• **DIRECTION**: Every line below must be reproduced exactly. Copy them all.
==============================
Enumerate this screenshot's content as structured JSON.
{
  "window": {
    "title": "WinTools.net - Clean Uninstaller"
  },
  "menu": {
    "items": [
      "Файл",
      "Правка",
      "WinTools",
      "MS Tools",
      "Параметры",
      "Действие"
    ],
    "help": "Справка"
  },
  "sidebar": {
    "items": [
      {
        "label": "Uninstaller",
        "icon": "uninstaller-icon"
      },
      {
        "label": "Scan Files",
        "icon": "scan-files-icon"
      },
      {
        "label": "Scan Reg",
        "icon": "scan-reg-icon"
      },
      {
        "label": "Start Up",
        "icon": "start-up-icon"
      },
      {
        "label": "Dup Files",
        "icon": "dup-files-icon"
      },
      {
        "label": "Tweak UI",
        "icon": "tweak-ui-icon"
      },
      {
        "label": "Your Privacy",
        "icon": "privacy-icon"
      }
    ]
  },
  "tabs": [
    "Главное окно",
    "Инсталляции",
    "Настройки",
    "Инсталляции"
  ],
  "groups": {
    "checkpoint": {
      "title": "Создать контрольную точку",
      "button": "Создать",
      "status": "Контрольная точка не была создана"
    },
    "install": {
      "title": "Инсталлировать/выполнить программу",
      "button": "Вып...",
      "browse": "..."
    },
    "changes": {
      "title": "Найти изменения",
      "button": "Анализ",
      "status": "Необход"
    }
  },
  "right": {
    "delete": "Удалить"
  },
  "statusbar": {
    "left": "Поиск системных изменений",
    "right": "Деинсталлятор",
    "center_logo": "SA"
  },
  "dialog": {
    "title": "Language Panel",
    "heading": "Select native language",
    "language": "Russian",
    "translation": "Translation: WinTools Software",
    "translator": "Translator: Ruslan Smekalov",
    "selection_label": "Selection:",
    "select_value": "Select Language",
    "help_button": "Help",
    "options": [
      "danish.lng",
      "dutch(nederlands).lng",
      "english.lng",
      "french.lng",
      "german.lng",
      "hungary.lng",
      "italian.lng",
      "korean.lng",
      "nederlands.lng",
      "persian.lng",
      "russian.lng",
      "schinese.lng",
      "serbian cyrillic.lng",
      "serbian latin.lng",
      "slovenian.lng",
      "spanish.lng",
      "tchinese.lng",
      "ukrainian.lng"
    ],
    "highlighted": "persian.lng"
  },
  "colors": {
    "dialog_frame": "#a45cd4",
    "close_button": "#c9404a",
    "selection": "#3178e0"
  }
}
==============================
• **WORKED ANSWER**:
Enumerate this screenshot's content as structured JSON.
{
  "window": {
    "title": "WinTools.net - Clean Uninstaller"
  },
  "menu": {
    "items": [
      "Файл",
      "Правка",
      "WinTools",
      "MS Tools",
      "Параметры",
      "Действие"
    ],
    "help": "Справка"
  },
  "sidebar": {
    "items": [
      {
        "label": "Uninstaller",
        "icon": "uninstaller-icon"
      },
      {
        "label": "Scan Files",
        "icon": "scan-files-icon"
      },
      {
        "label": "Scan Reg",
        "icon": "scan-reg-icon"
      },
      {
        "label": "Start Up",
        "icon": "start-up-icon"
      },
      {
        "label": "Dup Files",
        "icon": "dup-files-icon"
      },
      {
        "label": "Tweak UI",
        "icon": "tweak-ui-icon"
      },
      {
        "label": "Your Privacy",
        "icon": "privacy-icon"
      }
    ]
  },
  "tabs": [
    "Главное окно",
    "Инсталляции",
    "Настройки",
    "Инсталляции"
  ],
  "groups": {
    "checkpoint": {
      "title": "Создать контрольную точку",
      "button": "Создать",
      "status": "Контрольная точка не была создана"
    },
    "install": {
      "title": "Инсталлировать/выполнить программу",
      "button": "Вып...",
      "browse": "..."
    },
    "changes": {
      "title": "Найти изменения",
      "button": "Анализ",
      "status": "Необход"
    }
  },
  "right": {
    "delete": "Удалить"
  },
  "statusbar": {
    "left": "Поиск системных изменений",
    "right": "Деинсталлятор",
    "center_logo": "SA"
  },
  "dialog": {
    "title": "Language Panel",
    "heading": "Select native language",
    "language": "Russian",
    "translation": "Translation: WinTools Software",
    "translator": "Translator: Ruslan Smekalov",
    "selection_label": "Selection:",
    "select_value": "Select Language",
    "help_button": "Help",
    "options": [
      "danish.lng",
      "dutch(nederlands).lng",
      "english.lng",
      "french.lng",
      "german.lng",
      "hungary.lng",
      "italian.lng",
      "korean.lng",
      "nederlands.lng",
      "persian.lng",
      "russian.lng",
      "schinese.lng",
      "serbian cyrillic.lng",
      "serbian latin.lng",
      "slovenian.lng",
      "spanish.lng",
      "tchinese.lng",
      "ukrainian.lng"
    ],
    "highlighted": "persian.lng"
  },
  "colors": {
    "dialog_frame": "#a45cd4",
    "close_button": "#c9404a",
    "selection": "#3178e0"
  }
}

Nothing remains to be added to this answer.